Without the pictures, repeat the listing character for character.

Saved entries:
- - - - -

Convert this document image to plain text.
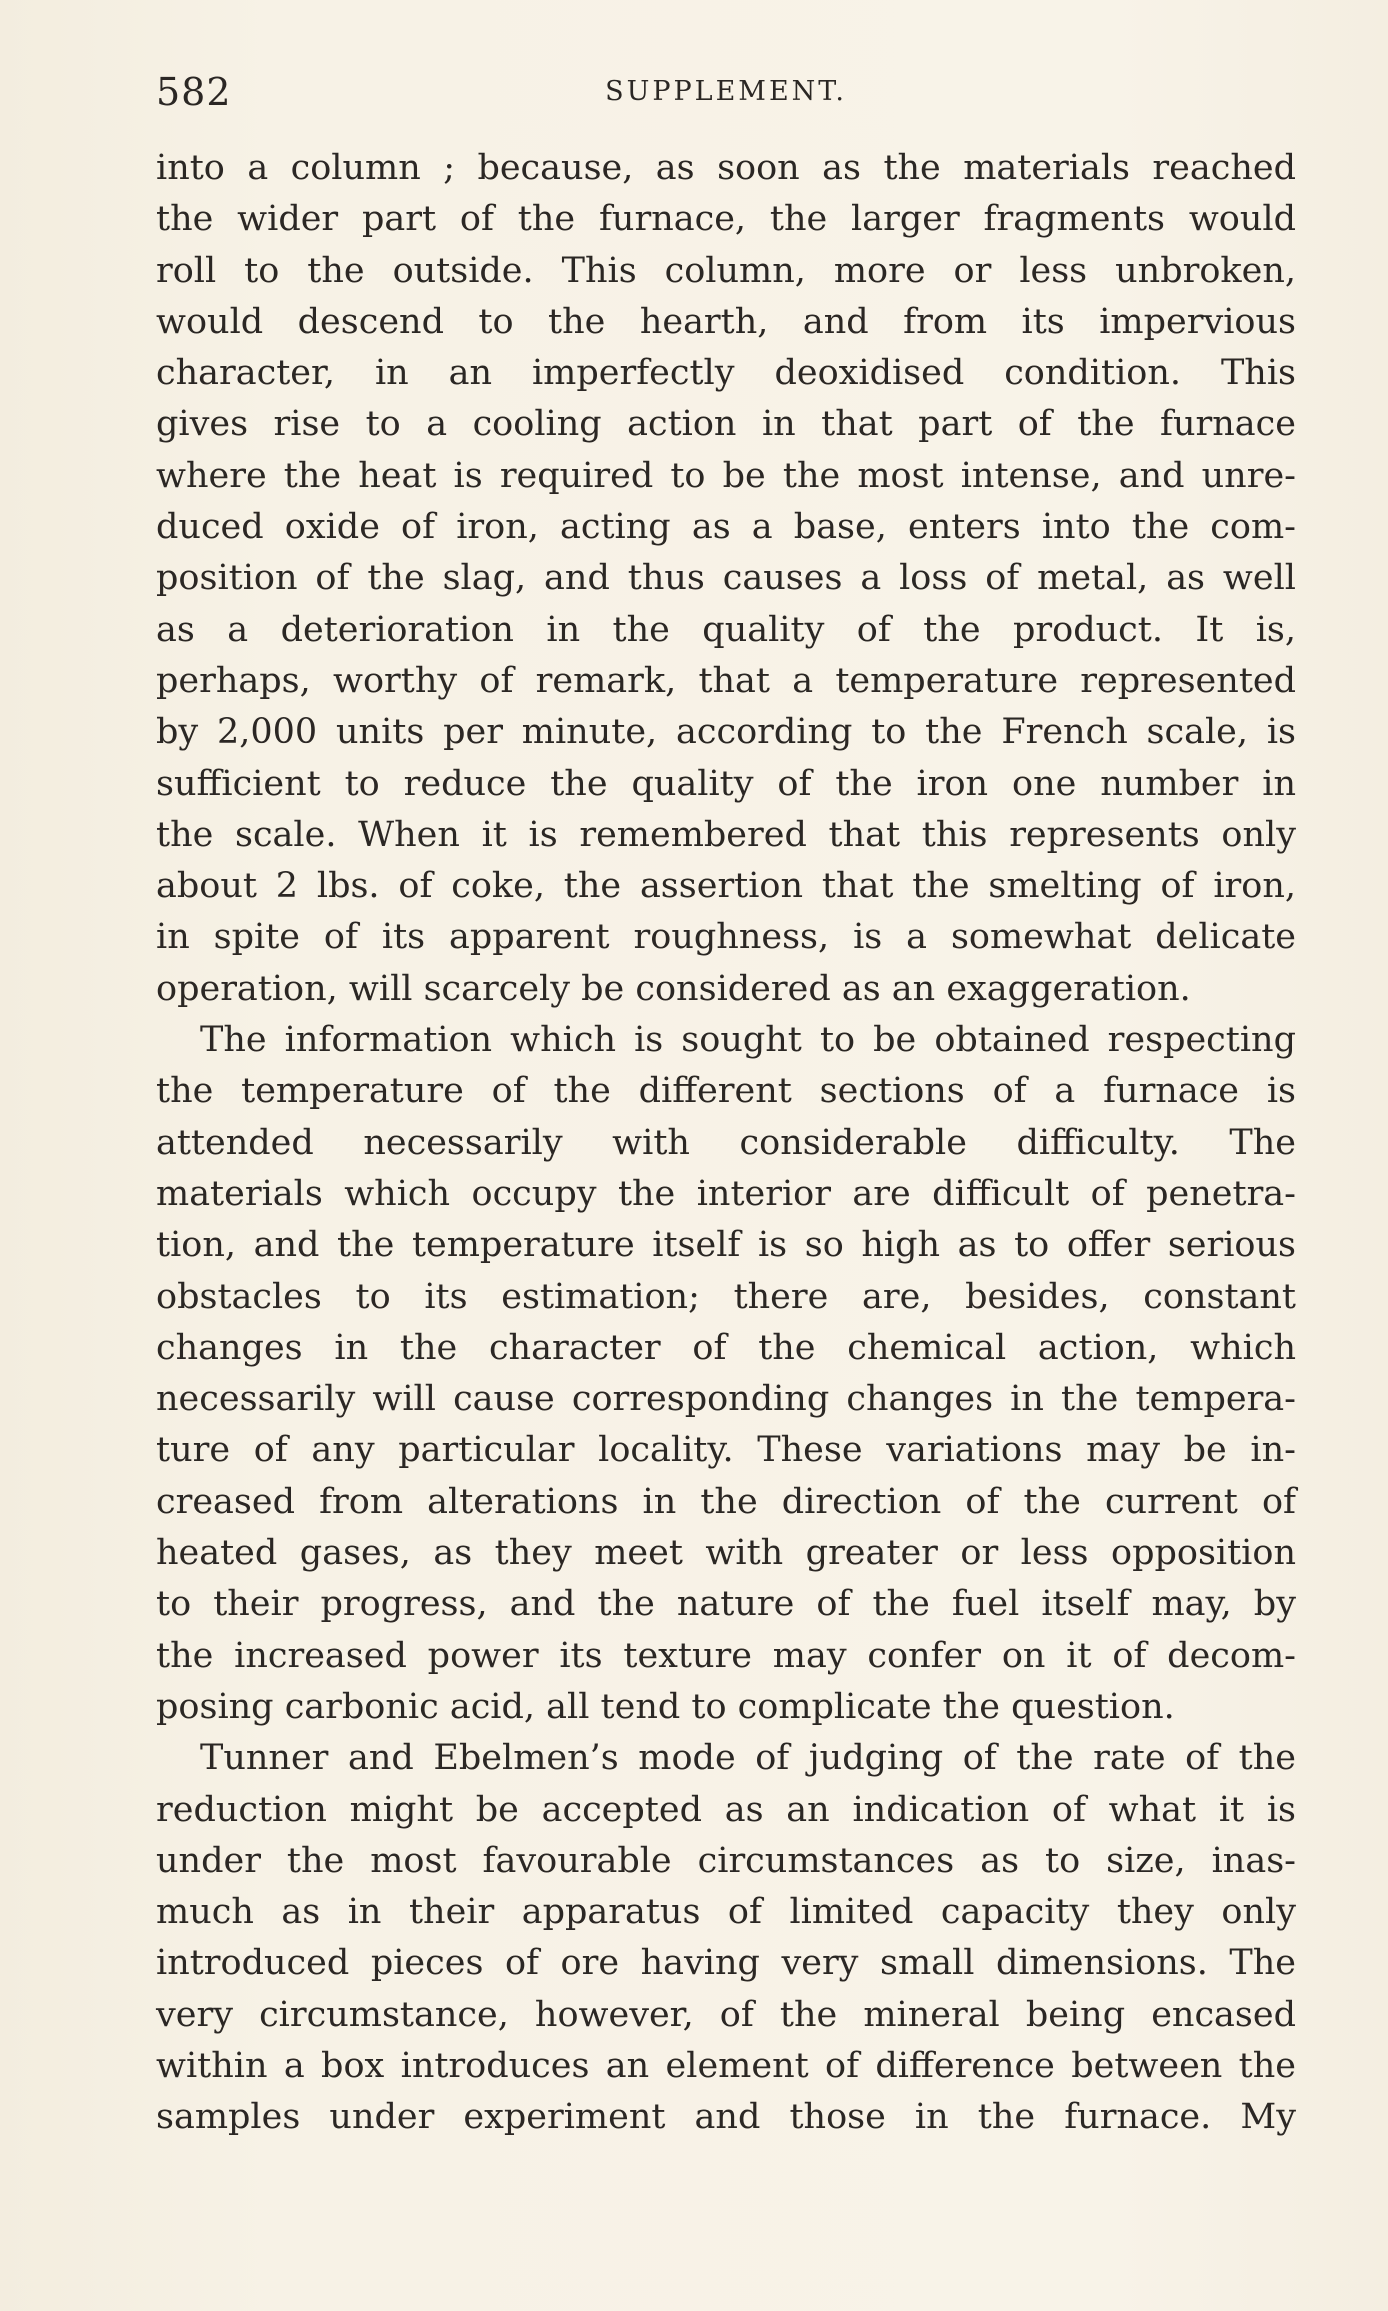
582	SUPPLEMENT.
into a column ; because, as soon as the materials reached
the wider part of the furnace, the larger fragments would
roll to the outside. This column, more or less unbroken,
would descend to the hearth, and from its impervious
character, in an imperfectly deoxidised condition. This
gives rise to a cooling action in that part of the furnace
where the heat is required to be the most intense, and unre-
duced oxide of iron, acting as a base, enters into the com-
position of the slag, and thus causes a loss of metal, as well
as a deterioration in the quality of the product. It is,
perhaps, worthy of remark, that a temperature represented
by 2,000 units per minute, according to the French scale, is
sufficient to reduce the quality of the iron one number in
the scale. When it is remembered that this represents only
about 2 lbs. of coke, the assertion that the smelting of iron,
in spite of its apparent roughness, is a somewhat delicate
operation, will scarcely be considered as an exaggeration.
The information which is sought to be obtained respecting
the temperature of the different sections of a furnace is
attended necessarily with considerable difficulty. The
materials which occupy the interior are difficult of penetra-
tion, and the temperature itself is so high as to offer serious
obstacles to its estimation; there are, besides, constant
changes in the character of the chemical action, which
necessarily will cause corresponding changes in the tempera-
ture of any particular locality. These variations may be in-
creased from alterations in the direction of the current of
heated gases, as they meet with greater or less opposition
to their progress, and the nature of the fuel itself may, by
the increased power its texture may confer on it of decom-
posing carbonic acid, all tend to complicate the question.
Tunner and Ebelmen’s mode of judging of the rate of the
reduction might be accepted as an indication of what it is
under the most favourable circumstances as to size, inas-
much as in their apparatus of limited capacity they only
introduced pieces of ore having very small dimensions. The
very circumstance, however, of the mineral being encased
within a box introduces an element of difference between the
samples under experiment and those in the furnace. My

- - - - -

> Finished answer
Convert this document image to plain text.
582	SUPPLEMENT.
into a column ; because, as soon as the materials reached
the wider part of the furnace, the larger fragments would
roll to the outside. This column, more or less unbroken,
would descend to the hearth, and from its impervious
character, in an imperfectly deoxidised condition. This
gives rise to a cooling action in that part of the furnace
where the heat is required to be the most intense, and unre-
duced oxide of iron, acting as a base, enters into the com-
position of the slag, and thus causes a loss of metal, as well
as a deterioration in the quality of the product. It is,
perhaps, worthy of remark, that a temperature represented
by 2,000 units per minute, according to the French scale, is
sufficient to reduce the quality of the iron one number in
the scale. When it is remembered that this represents only
about 2 lbs. of coke, the assertion that the smelting of iron,
in spite of its apparent roughness, is a somewhat delicate
operation, will scarcely be considered as an exaggeration.
The information which is sought to be obtained respecting
the temperature of the different sections of a furnace is
attended necessarily with considerable difficulty. The
materials which occupy the interior are difficult of penetra-
tion, and the temperature itself is so high as to offer serious
obstacles to its estimation; there are, besides, constant
changes in the character of the chemical action, which
necessarily will cause corresponding changes in the tempera-
ture of any particular locality. These variations may be in-
creased from alterations in the direction of the current of
heated gases, as they meet with greater or less opposition
to their progress, and the nature of the fuel itself may, by
the increased power its texture may confer on it of decom-
posing carbonic acid, all tend to complicate the question.
Tunner and Ebelmen’s mode of judging of the rate of the
reduction might be accepted as an indication of what it is
under the most favourable circumstances as to size, inas-
much as in their apparatus of limited capacity they only
introduced pieces of ore having very small dimensions. The
very circumstance, however, of the mineral being encased
within a box introduces an element of difference between the
samples under experiment and those in the furnace. My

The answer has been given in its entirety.